Task statement: Search the data for the word "this" and copy every line where it occurs.
+ + + + +
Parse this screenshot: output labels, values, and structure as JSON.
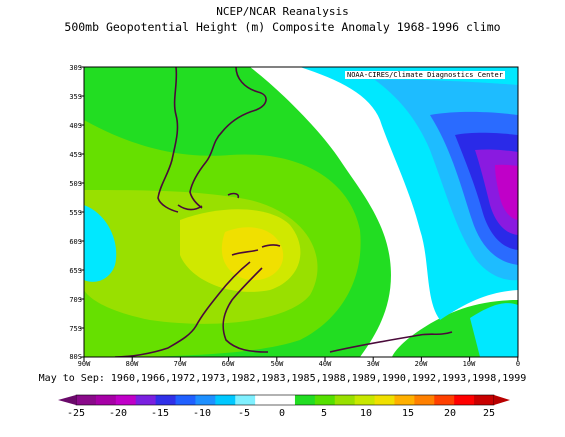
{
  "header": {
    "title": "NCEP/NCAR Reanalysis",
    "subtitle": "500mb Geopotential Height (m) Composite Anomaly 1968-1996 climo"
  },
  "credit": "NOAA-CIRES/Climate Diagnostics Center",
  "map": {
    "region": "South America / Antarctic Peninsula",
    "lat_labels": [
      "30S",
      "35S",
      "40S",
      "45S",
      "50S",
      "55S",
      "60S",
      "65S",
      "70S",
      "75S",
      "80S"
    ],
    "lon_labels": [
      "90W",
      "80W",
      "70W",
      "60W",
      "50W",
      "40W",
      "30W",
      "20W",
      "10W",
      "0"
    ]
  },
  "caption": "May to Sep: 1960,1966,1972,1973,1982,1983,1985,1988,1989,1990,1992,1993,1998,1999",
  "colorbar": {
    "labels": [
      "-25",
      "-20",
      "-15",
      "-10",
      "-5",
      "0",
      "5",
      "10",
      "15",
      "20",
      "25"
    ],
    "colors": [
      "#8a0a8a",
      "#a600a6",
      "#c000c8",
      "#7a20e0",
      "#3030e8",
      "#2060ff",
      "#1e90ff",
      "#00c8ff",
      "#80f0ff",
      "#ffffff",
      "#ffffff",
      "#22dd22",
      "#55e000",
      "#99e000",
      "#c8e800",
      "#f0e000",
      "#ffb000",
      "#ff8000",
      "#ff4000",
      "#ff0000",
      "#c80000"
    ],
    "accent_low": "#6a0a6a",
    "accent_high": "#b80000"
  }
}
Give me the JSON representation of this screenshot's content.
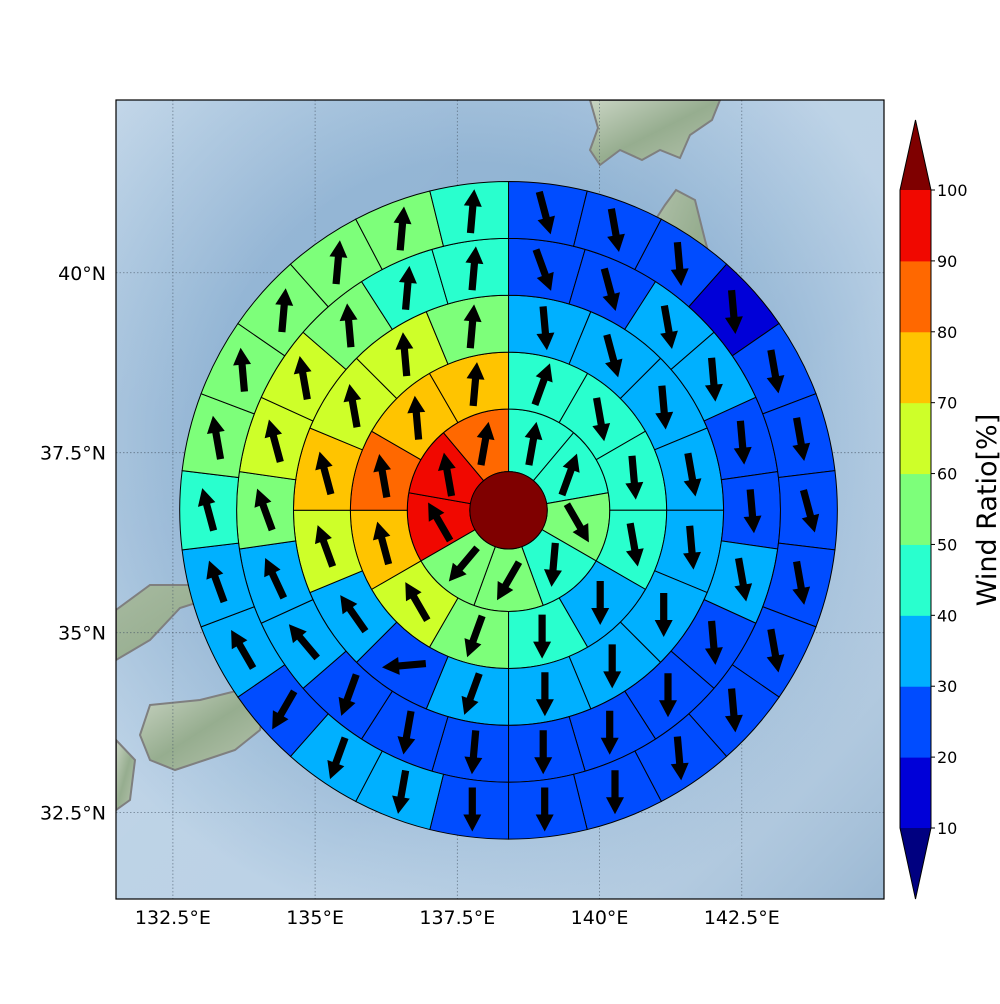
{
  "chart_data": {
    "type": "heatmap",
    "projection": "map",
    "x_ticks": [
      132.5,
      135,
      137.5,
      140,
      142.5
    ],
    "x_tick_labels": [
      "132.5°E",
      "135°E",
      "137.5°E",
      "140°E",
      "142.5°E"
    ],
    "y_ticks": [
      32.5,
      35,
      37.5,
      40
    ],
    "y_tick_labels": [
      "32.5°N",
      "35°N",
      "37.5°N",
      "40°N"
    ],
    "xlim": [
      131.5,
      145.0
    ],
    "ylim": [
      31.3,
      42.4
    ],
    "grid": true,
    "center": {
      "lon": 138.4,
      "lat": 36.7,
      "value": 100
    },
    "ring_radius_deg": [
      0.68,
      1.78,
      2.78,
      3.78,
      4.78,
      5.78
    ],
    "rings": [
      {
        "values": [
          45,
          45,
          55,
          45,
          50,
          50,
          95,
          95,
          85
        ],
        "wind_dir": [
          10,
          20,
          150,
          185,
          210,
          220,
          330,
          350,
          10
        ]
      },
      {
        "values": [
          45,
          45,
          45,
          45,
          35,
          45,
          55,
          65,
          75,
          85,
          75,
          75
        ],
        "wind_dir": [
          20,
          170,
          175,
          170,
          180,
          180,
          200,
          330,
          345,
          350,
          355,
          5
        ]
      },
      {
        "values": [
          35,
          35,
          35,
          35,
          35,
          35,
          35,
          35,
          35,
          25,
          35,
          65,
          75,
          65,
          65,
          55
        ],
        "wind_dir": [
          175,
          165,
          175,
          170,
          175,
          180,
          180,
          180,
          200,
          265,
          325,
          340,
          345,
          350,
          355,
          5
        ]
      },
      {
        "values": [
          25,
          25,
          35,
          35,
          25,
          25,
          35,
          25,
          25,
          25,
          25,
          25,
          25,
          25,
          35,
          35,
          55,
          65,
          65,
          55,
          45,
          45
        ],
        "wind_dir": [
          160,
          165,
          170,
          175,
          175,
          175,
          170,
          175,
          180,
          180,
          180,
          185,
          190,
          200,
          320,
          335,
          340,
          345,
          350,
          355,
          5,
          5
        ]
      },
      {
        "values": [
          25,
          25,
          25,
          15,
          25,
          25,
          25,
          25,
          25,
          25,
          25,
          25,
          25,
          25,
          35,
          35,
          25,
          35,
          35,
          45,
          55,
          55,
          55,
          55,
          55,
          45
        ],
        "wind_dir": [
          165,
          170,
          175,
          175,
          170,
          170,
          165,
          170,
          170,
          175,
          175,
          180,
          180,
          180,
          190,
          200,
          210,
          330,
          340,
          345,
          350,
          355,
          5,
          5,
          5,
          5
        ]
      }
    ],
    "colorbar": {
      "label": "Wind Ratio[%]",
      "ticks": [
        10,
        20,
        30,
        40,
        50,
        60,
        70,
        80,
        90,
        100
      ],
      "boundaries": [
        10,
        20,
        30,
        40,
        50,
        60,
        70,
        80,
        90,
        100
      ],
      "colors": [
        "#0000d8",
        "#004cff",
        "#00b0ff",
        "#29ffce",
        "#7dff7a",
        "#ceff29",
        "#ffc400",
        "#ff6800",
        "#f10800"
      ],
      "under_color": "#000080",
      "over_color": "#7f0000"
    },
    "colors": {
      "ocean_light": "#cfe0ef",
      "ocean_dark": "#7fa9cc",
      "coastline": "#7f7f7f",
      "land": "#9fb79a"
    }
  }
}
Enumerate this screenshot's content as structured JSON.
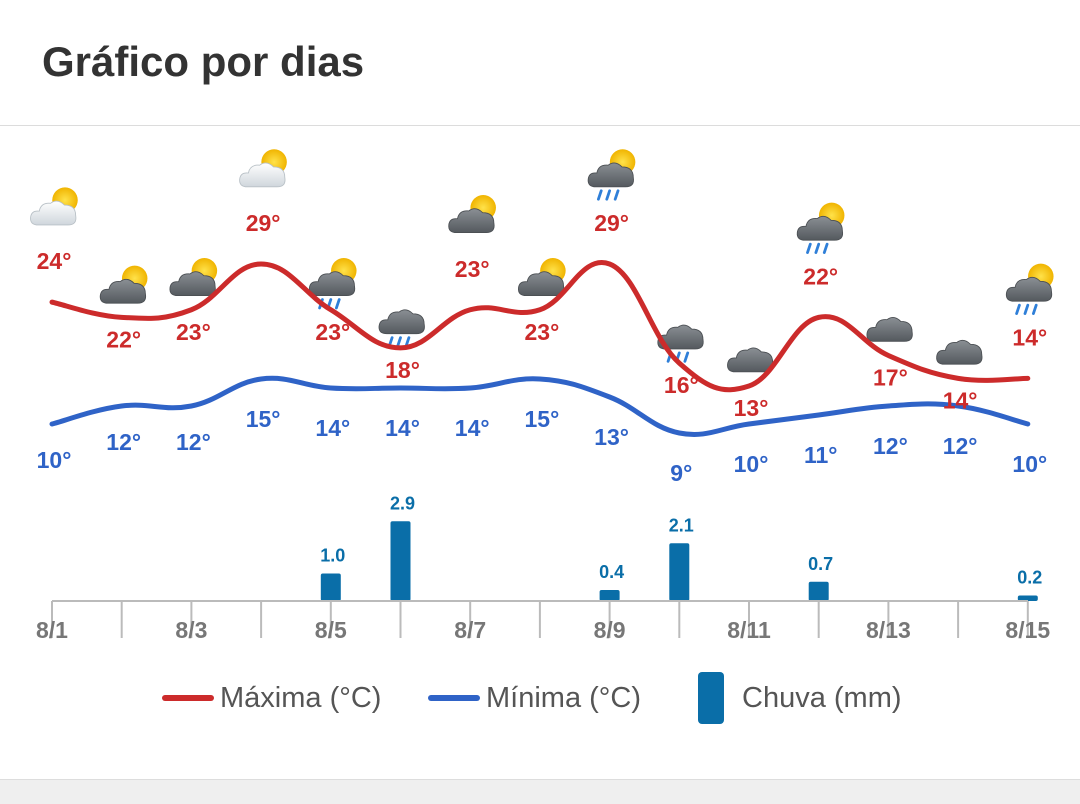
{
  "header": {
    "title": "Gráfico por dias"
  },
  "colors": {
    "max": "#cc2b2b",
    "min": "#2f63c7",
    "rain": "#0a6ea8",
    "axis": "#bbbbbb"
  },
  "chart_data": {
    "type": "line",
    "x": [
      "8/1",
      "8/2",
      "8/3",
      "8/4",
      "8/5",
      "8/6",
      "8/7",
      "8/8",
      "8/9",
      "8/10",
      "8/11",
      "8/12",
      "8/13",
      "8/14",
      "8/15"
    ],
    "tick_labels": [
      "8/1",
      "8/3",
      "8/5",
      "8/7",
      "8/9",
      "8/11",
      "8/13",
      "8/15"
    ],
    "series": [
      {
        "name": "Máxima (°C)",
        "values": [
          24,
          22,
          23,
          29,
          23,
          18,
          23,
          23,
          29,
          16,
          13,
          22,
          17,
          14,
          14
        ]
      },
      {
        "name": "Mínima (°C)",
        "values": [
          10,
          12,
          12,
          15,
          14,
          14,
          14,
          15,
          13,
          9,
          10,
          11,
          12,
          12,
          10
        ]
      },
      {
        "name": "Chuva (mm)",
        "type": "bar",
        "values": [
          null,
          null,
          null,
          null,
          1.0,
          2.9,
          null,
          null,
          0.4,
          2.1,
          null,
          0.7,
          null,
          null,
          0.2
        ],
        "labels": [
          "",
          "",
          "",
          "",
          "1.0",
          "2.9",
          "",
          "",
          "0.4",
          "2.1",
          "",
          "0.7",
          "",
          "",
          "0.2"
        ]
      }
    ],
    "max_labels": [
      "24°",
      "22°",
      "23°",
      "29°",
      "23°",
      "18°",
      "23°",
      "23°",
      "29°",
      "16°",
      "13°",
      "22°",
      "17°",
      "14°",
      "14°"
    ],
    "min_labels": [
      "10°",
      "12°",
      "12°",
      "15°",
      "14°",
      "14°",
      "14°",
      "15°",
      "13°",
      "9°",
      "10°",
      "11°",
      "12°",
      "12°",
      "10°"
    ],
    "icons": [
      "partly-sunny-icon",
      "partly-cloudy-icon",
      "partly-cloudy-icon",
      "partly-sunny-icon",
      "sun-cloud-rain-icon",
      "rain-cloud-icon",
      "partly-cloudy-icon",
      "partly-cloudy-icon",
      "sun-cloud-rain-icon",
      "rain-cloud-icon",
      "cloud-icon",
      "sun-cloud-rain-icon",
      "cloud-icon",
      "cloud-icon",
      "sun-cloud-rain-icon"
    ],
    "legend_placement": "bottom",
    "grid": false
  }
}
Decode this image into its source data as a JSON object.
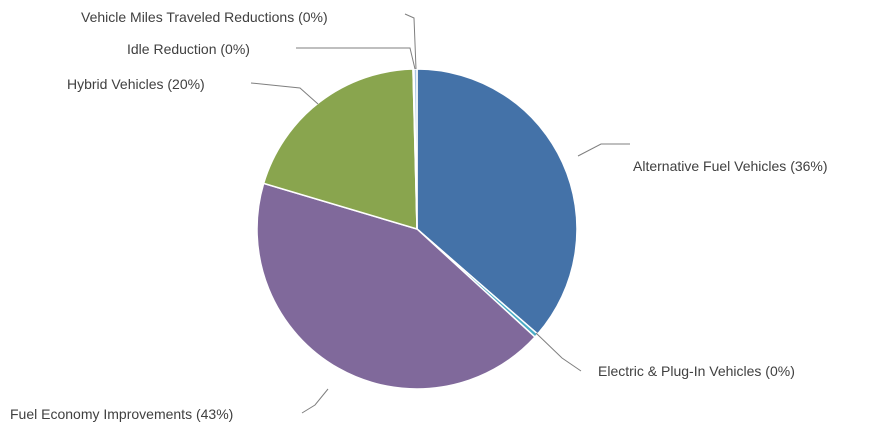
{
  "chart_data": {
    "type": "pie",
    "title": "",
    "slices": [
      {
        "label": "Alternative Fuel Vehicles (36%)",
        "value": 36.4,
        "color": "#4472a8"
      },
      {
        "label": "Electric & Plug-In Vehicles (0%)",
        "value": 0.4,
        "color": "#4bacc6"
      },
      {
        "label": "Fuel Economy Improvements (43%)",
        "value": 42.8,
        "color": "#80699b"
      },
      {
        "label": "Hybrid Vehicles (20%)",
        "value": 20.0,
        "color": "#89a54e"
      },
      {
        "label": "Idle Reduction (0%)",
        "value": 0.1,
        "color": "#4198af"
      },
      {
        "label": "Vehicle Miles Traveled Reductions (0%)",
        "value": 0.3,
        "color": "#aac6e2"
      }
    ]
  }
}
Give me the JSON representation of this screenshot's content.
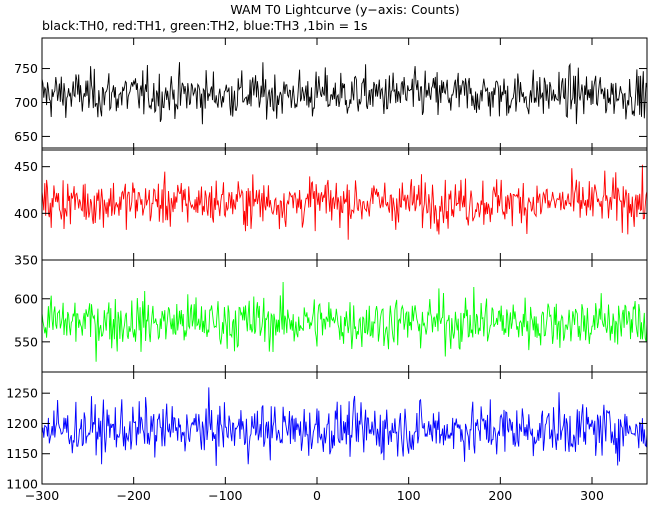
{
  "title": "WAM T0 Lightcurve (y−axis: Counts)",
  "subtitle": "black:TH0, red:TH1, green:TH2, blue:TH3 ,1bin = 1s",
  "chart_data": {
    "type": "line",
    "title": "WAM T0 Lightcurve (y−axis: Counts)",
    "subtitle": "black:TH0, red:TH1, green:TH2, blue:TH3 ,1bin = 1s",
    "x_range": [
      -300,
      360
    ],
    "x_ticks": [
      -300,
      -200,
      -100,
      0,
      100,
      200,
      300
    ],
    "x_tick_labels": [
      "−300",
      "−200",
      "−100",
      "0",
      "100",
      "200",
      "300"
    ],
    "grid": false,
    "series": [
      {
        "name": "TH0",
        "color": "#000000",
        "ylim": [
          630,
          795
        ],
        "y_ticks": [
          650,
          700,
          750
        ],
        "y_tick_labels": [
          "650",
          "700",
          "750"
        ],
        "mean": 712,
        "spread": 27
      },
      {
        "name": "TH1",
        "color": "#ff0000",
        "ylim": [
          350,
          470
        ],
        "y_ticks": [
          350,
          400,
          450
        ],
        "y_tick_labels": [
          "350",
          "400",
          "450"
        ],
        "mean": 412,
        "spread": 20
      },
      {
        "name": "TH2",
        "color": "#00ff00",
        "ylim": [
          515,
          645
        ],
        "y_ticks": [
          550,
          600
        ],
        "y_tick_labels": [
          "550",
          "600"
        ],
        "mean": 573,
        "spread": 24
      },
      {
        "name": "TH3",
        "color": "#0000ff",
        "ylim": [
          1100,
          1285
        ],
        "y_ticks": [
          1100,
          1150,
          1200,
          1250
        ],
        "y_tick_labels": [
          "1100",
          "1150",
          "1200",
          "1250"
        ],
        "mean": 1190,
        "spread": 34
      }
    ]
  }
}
+ + + + +
Output below:
Parse this screenshot: output labels, values, and structure as JSON.
Give me the JSON representation of this screenshot's content.
Enumerate this screenshot's content as structured JSON.
Decode this image into its source data as a JSON object.
Give me the JSON representation of this screenshot's content.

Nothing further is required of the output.